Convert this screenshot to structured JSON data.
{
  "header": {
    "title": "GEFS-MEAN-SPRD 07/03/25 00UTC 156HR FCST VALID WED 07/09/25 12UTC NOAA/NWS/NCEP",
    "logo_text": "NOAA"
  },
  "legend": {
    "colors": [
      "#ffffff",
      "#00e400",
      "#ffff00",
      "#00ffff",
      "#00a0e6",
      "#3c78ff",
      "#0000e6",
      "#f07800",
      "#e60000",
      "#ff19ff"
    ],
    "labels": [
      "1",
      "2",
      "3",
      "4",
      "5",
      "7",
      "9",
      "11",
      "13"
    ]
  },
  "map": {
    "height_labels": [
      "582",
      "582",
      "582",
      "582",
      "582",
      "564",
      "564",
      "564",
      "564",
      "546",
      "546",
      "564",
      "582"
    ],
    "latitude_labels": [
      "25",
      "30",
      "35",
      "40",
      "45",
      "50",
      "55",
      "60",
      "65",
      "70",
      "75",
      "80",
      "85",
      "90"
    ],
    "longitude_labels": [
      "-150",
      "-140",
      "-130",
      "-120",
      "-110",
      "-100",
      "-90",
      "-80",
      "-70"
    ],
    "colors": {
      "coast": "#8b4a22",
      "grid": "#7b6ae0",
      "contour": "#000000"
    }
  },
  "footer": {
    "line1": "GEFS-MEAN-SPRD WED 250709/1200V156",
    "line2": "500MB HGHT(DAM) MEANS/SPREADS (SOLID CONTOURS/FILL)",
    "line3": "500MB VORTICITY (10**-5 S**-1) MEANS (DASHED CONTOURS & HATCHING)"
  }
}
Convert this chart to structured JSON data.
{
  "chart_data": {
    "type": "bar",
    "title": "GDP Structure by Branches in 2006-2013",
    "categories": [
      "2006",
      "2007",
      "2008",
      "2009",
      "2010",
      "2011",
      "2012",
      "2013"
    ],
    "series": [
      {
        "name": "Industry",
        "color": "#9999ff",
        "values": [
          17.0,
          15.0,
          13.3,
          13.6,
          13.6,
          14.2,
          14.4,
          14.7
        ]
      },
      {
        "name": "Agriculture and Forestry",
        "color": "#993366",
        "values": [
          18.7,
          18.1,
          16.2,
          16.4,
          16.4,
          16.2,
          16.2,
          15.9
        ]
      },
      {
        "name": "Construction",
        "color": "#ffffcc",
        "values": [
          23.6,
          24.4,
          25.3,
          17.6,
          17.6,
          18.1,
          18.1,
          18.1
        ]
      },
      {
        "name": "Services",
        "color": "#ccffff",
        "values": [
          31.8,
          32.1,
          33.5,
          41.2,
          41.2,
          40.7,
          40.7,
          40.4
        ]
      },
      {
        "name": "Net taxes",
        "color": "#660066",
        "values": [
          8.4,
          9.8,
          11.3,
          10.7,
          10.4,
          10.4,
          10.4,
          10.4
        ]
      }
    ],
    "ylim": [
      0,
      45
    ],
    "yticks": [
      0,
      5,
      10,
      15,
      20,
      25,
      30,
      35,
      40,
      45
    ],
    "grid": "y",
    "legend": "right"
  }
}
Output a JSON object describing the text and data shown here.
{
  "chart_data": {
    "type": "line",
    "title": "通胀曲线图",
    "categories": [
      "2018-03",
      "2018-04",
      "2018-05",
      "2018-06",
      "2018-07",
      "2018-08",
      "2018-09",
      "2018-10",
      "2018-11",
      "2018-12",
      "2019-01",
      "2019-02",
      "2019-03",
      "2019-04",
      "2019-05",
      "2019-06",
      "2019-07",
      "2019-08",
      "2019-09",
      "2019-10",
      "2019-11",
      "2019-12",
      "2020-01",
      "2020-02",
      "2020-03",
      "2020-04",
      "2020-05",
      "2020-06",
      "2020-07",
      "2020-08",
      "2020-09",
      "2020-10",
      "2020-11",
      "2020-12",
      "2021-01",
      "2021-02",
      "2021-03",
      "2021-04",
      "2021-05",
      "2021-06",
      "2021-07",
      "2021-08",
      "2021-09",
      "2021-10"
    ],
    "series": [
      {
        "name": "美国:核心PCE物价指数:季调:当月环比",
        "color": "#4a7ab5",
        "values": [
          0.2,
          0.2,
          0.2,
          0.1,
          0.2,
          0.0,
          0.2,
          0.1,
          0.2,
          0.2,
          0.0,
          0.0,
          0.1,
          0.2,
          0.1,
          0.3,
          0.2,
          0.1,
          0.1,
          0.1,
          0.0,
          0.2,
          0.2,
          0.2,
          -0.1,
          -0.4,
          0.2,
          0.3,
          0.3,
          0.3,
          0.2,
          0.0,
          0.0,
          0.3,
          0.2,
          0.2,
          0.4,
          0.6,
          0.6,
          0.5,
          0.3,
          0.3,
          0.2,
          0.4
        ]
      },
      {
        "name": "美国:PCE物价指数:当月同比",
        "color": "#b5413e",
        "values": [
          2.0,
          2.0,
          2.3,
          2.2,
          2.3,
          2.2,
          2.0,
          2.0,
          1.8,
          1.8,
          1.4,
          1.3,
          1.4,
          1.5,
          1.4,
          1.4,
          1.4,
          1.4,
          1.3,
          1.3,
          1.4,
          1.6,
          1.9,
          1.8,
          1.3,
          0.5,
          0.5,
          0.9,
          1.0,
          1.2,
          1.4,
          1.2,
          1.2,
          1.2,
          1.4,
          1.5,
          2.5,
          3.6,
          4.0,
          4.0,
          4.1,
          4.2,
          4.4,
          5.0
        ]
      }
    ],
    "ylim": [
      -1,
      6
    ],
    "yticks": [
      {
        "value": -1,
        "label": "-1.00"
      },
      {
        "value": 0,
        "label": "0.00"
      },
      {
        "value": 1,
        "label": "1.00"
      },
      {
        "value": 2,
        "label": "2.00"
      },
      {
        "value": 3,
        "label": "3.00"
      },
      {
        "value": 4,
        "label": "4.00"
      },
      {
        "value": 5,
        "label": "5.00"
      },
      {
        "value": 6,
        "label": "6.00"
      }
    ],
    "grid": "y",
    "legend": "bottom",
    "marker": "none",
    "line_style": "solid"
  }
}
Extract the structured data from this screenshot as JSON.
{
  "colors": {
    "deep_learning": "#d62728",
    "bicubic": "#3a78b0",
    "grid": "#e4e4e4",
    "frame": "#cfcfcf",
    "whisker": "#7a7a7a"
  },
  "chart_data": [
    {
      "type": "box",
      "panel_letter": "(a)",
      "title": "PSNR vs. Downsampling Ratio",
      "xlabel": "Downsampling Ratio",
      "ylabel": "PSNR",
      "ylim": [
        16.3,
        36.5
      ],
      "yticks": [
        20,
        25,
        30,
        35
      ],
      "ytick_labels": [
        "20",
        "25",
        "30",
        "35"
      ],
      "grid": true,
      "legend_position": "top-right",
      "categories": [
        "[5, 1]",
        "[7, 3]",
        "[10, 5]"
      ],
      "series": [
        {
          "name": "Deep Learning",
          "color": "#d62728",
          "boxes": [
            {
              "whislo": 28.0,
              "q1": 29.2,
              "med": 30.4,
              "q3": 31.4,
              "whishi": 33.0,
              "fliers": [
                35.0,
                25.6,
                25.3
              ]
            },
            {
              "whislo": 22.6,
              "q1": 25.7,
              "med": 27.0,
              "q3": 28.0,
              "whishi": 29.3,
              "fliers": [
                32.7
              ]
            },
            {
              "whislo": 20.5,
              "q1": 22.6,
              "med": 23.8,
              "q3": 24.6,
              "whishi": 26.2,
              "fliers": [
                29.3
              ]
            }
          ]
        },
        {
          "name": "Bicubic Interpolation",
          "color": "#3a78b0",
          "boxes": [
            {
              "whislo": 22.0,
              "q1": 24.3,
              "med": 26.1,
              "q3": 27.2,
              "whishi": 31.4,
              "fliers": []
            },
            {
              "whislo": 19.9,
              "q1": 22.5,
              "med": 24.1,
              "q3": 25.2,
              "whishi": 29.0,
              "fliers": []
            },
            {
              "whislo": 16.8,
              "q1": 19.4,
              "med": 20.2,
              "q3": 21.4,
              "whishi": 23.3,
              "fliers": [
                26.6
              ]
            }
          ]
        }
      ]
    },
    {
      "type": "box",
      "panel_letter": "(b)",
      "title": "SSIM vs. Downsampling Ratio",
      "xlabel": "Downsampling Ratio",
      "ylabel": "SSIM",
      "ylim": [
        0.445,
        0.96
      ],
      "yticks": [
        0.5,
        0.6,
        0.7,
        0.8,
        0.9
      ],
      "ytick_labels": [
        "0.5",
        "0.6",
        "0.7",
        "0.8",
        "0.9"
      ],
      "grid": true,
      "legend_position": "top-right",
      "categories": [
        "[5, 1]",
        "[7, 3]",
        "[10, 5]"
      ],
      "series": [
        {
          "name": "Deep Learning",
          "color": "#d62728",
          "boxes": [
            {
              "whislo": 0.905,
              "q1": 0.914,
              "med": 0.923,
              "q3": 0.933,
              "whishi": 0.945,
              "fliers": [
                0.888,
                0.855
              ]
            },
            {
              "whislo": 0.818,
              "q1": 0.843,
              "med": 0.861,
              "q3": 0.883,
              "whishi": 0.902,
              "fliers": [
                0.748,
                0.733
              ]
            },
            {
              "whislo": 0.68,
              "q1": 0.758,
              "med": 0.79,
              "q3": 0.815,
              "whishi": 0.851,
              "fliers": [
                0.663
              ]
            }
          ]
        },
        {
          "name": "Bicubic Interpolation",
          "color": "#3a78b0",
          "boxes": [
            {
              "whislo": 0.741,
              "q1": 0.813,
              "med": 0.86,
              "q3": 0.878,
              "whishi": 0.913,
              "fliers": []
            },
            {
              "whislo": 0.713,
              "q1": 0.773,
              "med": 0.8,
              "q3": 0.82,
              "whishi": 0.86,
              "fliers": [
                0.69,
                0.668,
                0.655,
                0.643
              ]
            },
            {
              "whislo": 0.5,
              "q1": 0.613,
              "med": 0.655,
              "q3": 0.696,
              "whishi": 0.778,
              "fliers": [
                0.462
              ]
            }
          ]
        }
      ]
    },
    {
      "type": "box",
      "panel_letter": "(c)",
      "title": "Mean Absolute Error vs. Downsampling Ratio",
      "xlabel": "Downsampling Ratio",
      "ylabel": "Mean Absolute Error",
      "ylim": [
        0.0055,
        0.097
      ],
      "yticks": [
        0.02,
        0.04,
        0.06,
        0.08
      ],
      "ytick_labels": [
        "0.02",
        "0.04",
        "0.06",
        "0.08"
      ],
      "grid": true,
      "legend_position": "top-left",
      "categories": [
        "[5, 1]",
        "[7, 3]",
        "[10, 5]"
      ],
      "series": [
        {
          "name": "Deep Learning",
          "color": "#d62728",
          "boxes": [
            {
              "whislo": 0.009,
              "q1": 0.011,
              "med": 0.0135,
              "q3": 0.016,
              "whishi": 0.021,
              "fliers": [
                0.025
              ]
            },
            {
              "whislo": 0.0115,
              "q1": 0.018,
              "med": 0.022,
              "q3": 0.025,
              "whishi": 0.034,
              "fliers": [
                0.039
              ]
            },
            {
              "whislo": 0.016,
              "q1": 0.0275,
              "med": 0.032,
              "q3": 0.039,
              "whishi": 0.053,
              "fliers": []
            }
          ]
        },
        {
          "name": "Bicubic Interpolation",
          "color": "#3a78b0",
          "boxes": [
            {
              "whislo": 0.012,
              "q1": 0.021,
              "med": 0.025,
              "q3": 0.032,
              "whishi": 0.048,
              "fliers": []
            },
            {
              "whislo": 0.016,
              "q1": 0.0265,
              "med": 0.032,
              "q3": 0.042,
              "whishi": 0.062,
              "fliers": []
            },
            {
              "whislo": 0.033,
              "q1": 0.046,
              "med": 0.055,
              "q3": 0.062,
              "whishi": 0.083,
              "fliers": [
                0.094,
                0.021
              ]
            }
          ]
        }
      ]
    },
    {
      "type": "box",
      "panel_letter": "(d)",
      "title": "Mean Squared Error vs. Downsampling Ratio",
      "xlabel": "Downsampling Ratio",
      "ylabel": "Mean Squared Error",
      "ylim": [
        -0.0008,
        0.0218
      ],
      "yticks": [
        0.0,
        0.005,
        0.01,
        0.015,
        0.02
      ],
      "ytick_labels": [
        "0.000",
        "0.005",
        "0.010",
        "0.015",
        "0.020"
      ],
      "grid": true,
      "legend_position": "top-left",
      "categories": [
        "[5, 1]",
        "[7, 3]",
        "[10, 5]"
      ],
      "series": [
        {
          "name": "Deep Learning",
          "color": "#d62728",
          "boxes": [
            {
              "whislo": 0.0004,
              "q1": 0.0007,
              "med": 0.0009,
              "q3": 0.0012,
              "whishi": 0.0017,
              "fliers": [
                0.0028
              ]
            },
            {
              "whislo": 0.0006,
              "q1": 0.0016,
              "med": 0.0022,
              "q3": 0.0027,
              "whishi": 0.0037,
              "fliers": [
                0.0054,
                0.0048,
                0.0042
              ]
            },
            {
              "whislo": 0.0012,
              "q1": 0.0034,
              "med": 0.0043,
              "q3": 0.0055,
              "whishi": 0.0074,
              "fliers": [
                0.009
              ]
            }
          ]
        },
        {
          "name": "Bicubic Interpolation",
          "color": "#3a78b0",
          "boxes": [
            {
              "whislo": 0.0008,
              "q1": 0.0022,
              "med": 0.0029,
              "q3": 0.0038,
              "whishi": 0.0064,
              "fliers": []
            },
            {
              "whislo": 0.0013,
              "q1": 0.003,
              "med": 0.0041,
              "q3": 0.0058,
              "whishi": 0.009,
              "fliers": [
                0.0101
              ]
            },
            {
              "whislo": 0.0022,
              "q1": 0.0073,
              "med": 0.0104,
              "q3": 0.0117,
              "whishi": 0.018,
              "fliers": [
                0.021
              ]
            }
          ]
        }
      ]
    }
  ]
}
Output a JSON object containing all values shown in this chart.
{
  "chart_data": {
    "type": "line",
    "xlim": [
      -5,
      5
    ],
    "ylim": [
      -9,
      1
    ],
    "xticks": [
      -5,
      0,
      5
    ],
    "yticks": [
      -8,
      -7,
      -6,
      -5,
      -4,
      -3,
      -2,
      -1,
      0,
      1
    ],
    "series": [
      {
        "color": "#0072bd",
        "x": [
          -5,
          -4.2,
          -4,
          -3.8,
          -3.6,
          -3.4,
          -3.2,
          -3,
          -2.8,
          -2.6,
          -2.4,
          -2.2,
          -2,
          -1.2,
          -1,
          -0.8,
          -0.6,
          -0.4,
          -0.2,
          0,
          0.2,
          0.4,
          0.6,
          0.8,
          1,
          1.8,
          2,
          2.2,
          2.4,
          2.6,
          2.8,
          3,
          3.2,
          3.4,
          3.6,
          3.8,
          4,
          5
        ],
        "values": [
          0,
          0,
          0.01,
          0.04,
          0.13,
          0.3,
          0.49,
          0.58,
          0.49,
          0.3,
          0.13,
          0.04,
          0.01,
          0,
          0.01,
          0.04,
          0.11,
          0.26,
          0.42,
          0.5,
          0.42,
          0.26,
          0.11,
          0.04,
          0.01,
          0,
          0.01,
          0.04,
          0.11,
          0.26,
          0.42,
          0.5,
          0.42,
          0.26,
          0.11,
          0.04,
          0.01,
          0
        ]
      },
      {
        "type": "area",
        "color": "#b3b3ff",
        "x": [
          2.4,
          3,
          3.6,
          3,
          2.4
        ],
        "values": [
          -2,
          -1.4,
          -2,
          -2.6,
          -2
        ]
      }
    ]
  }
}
★ ★ ★ ★ ★
- _What you are asked to do_
Find each line holding "SSIM". Copy it out.

- _The response_
      "title": "SSIM vs. Downsampling Ratio",
      "ylabel": "SSIM",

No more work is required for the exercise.